Prompt :: Transcribe the passage of the article on push news delivery starting at "Push is making" and ending at "fees with him.", keeping every word and punctuation mark unchanged.

Source extract ::
# # #

Don't laugh. One of the most maligned delivery systems from the early days of the over-hyped Web is ready for its second act…and this time it wants to pay its own way. Push, the technique of streaming near-real-time news and information to a user's desktop throughout the day (yeah, we're talking PointCast, here) enjoyed an unexpected boost in 2002 with the surprise success of always-on weather monitor WeatherBug and copy-cat desktop clients from Weather.com and AccuWeather. A year ago, a number of major media brands (CNN, USAToday) launched push-oriented products. And everyone is sniffing around the mobile carriers to see what sort of alerts, headlines, games, and scores mobile users will want, nay pay, to have shoved onto their next-gen cell phones. Is push being pulled back into the digital delivery mix?
Push is making a comeback because now it may have a model to recommend itself. The LATimes.com's NewsDirect feed charges $5.95 a month, while CNN's push product Newswatch is $45.96 a year and USA Today's NewsTracker is $4.95 a month. PointCast descendent Infogate is the technology engine behind all three, and the radical reorientation it took in early 2002 symbolizes the new thinking behind push. Despite having 300,000 active users for its free news service, which aggregated thousands of information feeds, Infogate shut down the model and launched a private label format in March 2002. "The reason we went from free to fee is simple," says Clifford Boro, Infogate's chairman and CEO, "we were losing a fortune." Now he licenses the technology to major media players who charge for the service and split the fees with him.
While the early-in content providers are reluctant to disclose subscription numbers, Boro insists that: "the abstract lesson so far from this experiment is that the underlying metrics are very encouraging." About 10% of those who download free trial offers from his partners convert to paying customers, and retention is over 90%. Usage is also very high, with 70% using the product everyday and keeping it on their desktop for an average of 6 hours. That's the kind of stickiness content brands only dream about.
By offering personalization, by aggregating over 3,000 feeds along with the featured content provider, and by providing a unique televisual experience on the desktop, Boro thinks he is adding the kind of value content needs to sell itself more effectively. "These are the three things we stake the consumer proposition on that makes it good enough to pay for," he says.

# # #

Data extracts ::
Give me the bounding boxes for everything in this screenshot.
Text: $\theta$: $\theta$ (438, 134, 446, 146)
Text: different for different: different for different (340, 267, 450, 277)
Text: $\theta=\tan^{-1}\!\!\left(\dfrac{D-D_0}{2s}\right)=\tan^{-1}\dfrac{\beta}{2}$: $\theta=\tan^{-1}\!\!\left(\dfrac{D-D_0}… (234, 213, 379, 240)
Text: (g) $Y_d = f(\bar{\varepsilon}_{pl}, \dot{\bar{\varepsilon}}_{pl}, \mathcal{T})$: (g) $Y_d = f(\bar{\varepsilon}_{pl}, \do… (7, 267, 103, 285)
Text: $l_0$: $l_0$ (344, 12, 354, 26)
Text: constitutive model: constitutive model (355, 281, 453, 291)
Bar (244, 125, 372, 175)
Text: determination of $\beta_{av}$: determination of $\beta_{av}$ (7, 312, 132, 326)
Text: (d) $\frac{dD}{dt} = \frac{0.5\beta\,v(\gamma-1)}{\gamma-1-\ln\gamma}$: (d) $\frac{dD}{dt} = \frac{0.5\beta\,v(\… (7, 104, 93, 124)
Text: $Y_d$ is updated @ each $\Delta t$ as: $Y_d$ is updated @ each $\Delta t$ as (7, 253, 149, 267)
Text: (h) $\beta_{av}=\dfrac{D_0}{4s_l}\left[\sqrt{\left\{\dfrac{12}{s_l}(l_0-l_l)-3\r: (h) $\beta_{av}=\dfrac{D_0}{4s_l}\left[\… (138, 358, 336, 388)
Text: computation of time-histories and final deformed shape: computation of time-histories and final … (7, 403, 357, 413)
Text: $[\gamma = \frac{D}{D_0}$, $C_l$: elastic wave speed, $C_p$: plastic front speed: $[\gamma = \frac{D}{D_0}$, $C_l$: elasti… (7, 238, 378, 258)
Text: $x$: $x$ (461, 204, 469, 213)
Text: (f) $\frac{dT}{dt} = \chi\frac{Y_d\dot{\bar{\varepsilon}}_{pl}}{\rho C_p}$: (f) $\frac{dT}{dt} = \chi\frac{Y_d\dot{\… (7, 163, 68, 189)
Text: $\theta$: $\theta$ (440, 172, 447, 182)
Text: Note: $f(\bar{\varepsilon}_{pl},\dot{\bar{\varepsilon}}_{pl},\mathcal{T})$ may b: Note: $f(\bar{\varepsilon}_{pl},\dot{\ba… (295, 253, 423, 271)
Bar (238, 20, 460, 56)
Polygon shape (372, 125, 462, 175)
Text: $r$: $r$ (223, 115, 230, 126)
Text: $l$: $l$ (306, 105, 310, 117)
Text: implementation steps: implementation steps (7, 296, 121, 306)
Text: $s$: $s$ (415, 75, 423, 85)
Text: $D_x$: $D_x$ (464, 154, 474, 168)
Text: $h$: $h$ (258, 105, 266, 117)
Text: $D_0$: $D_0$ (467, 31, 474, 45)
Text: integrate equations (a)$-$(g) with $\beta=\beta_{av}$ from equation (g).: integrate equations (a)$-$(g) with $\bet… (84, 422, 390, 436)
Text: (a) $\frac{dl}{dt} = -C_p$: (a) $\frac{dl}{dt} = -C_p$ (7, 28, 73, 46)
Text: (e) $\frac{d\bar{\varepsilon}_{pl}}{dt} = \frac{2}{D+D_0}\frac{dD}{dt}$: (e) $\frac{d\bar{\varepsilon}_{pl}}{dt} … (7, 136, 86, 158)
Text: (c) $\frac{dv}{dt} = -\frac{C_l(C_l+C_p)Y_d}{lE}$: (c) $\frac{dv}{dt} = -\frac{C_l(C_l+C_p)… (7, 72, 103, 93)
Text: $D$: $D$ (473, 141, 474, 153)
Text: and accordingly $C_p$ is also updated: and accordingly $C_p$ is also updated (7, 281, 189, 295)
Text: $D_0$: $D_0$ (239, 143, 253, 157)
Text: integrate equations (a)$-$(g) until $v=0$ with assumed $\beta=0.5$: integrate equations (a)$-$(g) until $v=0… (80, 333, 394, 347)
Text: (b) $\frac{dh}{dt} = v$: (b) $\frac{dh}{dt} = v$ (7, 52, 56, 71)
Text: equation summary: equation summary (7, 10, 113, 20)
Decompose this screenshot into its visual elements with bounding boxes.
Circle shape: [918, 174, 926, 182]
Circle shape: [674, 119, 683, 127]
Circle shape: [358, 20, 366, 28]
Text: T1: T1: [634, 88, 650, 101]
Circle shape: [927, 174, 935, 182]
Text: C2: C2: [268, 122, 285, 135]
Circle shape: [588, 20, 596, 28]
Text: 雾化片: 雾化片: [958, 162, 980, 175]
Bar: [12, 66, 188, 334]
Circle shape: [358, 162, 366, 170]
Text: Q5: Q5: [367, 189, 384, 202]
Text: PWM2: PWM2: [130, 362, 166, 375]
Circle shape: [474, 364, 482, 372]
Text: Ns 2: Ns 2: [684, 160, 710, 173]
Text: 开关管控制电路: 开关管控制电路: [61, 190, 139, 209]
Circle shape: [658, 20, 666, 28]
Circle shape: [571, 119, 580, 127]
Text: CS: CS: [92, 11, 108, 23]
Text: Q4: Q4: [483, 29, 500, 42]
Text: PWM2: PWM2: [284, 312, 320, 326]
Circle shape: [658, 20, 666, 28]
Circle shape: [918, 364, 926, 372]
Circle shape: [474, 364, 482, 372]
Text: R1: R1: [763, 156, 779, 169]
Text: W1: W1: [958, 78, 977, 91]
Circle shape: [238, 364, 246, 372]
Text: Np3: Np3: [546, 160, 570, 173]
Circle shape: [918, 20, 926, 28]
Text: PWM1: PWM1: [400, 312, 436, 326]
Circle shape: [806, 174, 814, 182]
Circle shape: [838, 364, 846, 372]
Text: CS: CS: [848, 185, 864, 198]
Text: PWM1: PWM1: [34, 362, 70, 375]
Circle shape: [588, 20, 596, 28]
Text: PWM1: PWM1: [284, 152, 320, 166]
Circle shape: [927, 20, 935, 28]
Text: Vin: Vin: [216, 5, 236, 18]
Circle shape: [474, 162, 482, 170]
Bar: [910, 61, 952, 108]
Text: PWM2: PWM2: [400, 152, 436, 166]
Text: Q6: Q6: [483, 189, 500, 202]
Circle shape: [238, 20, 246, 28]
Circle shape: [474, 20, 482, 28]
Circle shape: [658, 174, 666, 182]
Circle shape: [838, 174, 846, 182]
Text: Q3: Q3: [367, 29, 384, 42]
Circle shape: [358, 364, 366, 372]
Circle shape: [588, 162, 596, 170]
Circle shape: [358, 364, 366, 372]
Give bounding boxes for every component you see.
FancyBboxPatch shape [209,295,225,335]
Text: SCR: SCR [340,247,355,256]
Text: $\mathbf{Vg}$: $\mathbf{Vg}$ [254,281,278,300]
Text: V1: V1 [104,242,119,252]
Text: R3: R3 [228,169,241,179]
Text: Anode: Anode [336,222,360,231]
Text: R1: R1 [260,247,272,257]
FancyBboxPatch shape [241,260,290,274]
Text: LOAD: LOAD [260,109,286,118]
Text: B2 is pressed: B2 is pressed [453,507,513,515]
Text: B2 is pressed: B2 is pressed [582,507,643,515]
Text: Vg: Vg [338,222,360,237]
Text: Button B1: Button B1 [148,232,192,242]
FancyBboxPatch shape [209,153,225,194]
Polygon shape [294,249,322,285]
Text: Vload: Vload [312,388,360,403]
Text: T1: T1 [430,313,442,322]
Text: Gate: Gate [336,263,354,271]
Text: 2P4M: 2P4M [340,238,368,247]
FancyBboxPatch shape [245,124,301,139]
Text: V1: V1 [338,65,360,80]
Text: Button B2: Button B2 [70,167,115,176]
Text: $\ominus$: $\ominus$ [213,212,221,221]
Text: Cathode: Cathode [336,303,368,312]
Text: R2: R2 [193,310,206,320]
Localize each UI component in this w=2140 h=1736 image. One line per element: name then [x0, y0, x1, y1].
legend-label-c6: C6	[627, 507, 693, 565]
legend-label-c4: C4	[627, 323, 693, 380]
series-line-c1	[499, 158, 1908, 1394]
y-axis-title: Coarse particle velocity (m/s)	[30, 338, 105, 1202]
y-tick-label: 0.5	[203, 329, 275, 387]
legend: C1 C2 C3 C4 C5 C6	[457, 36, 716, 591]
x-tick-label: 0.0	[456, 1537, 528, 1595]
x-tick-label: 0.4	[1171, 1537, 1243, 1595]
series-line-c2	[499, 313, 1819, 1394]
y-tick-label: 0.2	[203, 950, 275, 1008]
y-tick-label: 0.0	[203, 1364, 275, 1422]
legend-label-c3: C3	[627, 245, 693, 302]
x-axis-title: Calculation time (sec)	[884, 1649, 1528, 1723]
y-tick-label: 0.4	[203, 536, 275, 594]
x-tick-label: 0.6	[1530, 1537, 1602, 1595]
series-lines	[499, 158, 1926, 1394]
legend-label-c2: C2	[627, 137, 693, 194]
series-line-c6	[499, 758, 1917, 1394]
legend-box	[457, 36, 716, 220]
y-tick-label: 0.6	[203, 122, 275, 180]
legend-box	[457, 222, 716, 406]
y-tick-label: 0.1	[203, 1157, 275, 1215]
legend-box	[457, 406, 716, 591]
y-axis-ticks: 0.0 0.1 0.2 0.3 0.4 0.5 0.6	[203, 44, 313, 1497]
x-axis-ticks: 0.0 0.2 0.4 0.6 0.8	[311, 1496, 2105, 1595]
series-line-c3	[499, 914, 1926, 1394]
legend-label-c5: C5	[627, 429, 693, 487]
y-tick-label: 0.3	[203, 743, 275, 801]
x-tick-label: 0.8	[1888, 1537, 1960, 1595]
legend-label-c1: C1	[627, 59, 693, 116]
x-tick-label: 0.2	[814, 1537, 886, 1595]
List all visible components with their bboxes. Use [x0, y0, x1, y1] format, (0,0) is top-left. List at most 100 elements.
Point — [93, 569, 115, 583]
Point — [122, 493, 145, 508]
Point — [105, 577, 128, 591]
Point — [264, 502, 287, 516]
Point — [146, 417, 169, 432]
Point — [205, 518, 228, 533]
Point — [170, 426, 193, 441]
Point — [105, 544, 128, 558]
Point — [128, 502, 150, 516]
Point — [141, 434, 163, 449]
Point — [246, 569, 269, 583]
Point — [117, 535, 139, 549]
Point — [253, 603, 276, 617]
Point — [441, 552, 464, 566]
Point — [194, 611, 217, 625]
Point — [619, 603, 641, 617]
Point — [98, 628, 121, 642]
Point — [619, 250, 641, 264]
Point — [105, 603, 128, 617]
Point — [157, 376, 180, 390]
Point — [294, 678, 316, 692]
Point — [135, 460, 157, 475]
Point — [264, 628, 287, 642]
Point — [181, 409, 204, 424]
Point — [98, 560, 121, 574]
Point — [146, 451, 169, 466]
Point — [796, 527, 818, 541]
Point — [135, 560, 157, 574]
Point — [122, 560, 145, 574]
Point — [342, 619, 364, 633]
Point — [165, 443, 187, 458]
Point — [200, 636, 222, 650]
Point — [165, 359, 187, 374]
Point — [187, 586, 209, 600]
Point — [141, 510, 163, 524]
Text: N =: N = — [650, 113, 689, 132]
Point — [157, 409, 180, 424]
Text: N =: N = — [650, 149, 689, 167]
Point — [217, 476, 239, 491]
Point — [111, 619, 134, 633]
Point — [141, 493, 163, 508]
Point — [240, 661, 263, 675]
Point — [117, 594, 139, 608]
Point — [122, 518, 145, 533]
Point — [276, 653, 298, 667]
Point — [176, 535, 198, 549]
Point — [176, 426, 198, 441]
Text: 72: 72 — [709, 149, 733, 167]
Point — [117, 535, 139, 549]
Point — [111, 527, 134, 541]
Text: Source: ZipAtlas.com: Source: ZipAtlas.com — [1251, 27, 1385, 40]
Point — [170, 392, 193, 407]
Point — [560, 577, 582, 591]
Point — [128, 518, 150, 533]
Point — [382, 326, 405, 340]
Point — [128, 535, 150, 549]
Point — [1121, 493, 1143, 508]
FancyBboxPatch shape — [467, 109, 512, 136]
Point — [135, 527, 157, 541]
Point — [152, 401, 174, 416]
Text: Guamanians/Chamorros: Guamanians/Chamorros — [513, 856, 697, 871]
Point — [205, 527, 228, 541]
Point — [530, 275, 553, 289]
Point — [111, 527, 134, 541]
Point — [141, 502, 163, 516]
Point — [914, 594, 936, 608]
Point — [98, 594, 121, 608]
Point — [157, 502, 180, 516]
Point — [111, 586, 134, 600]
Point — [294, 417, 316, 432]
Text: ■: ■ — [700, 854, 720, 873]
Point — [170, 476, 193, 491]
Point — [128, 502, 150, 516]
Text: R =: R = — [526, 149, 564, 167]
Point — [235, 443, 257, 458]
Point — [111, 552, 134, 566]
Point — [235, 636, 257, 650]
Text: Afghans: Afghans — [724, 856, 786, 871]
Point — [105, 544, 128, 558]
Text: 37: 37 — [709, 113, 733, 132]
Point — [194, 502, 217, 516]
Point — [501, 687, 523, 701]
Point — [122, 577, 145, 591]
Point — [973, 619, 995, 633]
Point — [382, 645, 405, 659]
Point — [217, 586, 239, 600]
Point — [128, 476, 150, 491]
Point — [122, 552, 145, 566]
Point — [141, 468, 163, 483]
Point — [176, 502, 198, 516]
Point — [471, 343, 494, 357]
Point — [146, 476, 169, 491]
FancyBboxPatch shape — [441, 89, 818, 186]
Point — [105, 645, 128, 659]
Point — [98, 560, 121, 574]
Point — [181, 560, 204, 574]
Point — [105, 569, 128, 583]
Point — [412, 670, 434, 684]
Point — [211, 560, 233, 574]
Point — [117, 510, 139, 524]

# # #

Written solution ::
Push is making a comeback because now it may have a model to recommend itself. The LATimes.com's NewsDirect feed charges $5.95 a month, while CNN's push product Newswatch is $45.96 a year and USA Today's NewsTracker is $4.95 a month. PointCast descendent Infogate is the technology engine behind all three, and the radical reorientation it took in early 2002 symbolizes the new thinking behind push. Despite having 300,000 active users for its free news service, which aggregated thousands of information feeds, Infogate shut down the model and launched a private label format in March 2002. "The reason we went from free to fee is simple," says Clifford Boro, Infogate's chairman and CEO, "we were losing a fortune." Now he licenses the technology to major media players who charge for the service and split the fees with him.